**Extrait à lire**
================================
L’angle choisi est net: Julie a vieilli, elle est alcoolique, mais elle a des ardeurs et la tyrannie abjecte des filles bien nées. Bettina Stucky se noie dans la bière – une bouteille et une autre et ainsi de suite. Roberto Jean est figé, lui, dans la posture du fauve impavide. Tout est réglé entre eux dans les cinq premières minutes. Le reste du temps, on enfonce le couteau.
Zoom sur la libido
Luk Perceval a récrit Strindberg, il a supprimé la servante Christine, zoomé sur la libido des personnages. Lutte des classes, violence du sexe: manquent le relief du jeu, un vrai pugilat d’acteurs au meilleur de leur forme. Ce passage par le cru vaut la peine néanmoins pour apprécier les autres actes, autant de contrepoints. Celui, par exemple, du subtil Amir Reza Koohestani.
Au studio Claude Stratz, une Julie à la peau tendre tombe sur un bel inconnu à la barbe slave. Ils flirtent dans un night-club, ils étaient dans la même école, elle ne l’avait jamais remarqué. Tout à l’heure, il l’a admirée en scène – elle est devenue comédienne. Viviane Pavillon et Maxime Gorbatchevsky sont ajustés sur le fil du désir. Ils s’aimantent mezza voce, chacun devant un micro, on est captif de leur babil amoureux.
Une maison hantée ouverte à tous
Le grand coup de Julie’s Party, c’est d’envisager la Comédie du boulevard des Philosophes comme une maison hantée, comme un lieu de mémoire. C’est de transformer la soirée en jeu de piste, avec clins d’œil à la tradition et à la loi des genres. Julie échappe à cette loi justement, elle n’est plus cette Penthésilée nordique qui rue à la face du monde, tout en courbant la tête devant son père. Elle est la matrice d’autres romans, la muse d’une chambre noire, la nôtre, celle où barbotent les spectres.
================================
**Données fournies**

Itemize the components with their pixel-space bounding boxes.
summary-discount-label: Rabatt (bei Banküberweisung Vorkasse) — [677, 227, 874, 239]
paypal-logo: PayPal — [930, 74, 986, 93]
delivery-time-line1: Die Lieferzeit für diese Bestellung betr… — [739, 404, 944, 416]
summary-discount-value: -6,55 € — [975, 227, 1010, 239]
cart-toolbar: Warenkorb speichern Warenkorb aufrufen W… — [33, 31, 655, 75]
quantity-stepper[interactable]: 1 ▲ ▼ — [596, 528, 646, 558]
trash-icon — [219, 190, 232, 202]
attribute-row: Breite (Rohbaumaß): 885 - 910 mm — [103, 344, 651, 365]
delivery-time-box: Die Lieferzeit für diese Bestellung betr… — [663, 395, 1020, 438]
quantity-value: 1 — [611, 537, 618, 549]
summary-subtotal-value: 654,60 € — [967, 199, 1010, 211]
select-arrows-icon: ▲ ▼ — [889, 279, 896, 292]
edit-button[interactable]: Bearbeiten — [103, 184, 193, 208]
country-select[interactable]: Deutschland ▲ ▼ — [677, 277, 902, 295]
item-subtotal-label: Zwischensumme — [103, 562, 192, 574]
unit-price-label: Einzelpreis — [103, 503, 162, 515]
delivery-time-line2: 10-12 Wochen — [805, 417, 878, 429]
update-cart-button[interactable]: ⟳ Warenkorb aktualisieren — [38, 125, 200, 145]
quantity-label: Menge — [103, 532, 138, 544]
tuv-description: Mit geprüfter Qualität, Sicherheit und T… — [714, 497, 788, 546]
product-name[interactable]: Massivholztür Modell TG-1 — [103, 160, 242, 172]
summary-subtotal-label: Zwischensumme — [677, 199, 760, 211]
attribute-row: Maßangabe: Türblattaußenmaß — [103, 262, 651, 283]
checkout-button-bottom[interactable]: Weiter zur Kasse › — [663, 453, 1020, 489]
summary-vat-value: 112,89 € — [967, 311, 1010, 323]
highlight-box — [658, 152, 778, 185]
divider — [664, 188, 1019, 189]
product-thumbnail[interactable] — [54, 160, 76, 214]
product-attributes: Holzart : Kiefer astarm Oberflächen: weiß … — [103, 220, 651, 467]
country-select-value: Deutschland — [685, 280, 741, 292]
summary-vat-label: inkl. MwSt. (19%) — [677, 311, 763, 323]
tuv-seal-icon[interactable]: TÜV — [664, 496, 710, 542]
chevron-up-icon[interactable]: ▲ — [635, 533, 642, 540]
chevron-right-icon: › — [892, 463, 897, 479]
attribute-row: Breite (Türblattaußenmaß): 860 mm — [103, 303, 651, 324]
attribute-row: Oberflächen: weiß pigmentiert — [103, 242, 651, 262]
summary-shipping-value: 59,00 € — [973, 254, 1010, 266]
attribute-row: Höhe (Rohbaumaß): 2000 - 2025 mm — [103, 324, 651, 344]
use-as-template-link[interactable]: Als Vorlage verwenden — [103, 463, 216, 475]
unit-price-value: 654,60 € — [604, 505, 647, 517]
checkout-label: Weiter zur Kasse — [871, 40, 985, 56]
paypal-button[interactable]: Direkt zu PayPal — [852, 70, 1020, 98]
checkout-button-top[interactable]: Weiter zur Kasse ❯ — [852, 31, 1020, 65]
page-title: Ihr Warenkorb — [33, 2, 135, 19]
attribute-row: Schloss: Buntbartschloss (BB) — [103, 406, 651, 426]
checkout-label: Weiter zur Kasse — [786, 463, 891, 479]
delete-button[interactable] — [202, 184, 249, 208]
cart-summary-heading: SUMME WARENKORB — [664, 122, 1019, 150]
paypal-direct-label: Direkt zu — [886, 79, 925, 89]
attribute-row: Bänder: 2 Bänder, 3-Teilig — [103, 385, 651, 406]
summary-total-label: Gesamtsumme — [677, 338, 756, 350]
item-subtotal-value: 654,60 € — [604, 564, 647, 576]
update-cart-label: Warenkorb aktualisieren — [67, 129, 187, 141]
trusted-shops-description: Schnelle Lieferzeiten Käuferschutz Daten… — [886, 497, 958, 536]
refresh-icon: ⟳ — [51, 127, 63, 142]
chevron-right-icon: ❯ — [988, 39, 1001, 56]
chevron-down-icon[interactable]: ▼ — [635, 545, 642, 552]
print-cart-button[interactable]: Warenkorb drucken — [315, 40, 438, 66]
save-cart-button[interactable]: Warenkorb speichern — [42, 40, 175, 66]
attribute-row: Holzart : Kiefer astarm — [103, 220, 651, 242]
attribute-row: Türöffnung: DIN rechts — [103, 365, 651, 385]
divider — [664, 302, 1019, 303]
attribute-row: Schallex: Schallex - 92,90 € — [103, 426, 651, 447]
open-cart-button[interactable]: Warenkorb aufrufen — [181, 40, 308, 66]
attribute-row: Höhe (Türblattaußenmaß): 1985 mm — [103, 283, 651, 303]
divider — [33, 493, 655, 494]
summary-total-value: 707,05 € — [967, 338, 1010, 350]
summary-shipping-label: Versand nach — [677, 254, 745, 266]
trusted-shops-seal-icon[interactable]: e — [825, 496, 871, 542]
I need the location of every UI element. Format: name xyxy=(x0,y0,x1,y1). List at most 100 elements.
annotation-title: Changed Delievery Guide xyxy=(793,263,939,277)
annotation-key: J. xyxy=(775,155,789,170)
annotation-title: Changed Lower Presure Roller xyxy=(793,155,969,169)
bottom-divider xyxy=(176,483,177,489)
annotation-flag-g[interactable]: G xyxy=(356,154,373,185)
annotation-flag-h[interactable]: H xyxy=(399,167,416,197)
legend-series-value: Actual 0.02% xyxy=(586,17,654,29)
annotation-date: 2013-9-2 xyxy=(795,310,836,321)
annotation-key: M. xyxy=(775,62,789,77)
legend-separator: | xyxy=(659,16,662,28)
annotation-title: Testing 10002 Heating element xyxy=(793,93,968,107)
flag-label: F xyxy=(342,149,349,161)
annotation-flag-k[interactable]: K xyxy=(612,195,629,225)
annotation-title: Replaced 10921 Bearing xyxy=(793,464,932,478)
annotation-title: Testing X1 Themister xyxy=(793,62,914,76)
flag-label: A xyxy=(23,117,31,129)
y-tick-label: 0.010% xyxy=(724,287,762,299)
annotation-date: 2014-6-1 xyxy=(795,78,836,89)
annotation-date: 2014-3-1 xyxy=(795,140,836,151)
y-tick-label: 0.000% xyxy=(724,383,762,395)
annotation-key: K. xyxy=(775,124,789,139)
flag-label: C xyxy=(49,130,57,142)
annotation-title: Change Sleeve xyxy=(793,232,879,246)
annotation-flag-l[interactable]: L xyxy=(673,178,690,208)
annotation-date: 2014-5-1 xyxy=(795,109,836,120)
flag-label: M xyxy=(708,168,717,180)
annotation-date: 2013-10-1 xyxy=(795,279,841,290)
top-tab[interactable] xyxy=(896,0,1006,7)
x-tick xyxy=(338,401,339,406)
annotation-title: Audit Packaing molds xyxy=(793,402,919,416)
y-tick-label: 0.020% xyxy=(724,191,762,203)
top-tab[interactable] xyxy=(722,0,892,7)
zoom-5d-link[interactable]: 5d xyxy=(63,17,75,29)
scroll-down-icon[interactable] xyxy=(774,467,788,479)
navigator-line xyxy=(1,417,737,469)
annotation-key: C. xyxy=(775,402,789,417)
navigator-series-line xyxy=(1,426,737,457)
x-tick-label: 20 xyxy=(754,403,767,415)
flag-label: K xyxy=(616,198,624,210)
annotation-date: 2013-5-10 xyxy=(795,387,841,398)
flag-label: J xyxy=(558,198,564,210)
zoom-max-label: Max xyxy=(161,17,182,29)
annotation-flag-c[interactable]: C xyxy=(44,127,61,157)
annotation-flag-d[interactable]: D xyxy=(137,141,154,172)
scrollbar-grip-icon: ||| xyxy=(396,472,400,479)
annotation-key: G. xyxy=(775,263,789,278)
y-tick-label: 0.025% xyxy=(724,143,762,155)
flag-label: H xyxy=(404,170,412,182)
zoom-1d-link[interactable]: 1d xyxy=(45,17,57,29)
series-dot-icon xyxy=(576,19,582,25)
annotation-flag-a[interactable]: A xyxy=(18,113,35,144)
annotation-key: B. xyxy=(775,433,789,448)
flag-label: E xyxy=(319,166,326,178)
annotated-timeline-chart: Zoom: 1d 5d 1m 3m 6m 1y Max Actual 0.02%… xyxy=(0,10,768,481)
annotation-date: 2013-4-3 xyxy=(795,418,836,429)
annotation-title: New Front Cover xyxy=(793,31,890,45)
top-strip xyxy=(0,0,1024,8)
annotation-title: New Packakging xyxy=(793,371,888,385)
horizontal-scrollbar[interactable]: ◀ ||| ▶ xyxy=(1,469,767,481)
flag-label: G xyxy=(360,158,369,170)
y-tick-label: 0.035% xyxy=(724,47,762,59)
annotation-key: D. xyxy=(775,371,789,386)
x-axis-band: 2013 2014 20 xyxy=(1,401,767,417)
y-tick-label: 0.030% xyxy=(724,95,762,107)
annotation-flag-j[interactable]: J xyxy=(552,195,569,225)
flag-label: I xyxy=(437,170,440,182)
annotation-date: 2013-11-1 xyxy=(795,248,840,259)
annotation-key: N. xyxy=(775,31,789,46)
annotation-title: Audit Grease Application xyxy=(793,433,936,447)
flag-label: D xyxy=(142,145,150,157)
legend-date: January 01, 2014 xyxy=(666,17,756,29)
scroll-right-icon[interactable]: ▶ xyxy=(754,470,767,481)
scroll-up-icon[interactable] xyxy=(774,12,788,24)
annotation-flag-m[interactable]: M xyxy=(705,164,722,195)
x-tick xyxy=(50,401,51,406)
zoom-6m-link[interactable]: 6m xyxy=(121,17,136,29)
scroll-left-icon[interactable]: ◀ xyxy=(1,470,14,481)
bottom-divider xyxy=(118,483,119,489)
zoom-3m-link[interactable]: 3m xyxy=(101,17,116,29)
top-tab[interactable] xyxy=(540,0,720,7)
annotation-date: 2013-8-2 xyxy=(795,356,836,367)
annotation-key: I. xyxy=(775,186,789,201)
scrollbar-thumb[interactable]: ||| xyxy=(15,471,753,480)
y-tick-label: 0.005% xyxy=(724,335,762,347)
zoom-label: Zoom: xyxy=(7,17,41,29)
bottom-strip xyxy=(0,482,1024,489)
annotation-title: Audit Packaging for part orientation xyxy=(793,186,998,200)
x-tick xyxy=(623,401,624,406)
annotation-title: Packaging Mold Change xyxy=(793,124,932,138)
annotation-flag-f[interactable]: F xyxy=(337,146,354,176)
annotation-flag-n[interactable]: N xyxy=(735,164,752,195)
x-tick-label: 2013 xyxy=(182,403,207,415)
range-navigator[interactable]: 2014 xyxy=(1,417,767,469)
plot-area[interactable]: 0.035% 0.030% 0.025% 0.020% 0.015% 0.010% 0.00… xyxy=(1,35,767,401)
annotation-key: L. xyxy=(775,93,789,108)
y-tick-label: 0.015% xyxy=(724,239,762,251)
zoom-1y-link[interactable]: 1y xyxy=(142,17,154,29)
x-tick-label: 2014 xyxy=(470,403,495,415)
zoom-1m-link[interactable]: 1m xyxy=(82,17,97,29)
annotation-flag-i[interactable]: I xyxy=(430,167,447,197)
================================
**Liste des consignes**
(A) Dans l’extrait, quel personnage Luk Perceval a-t-il supprimé en récrivant Strindberg ?
(B) Recopiez, s’il vous plaît, la partie de l’extrait qui s’ouvre sur les mots « Zoom sur la » et se referme sur « Amir Reza Koohestani. ».
Répondez en vous fondant uniquement sur l’extrait.

**Réponses attendues**
(A) La servante Christine.

(B)
Zoom sur la libido
Luk Perceval a récrit Strindberg, il a supprimé la servante Christine, zoomé sur la libido des personnages. Lutte des classes, violence du sexe: manquent le relief du jeu, un vrai pugilat d’acteurs au meilleur de leur forme. Ce passage par le cru vaut la peine néanmoins pour apprécier les autres actes, autant de contrepoints. Celui, par exemple, du subtil Amir Reza Koohestani.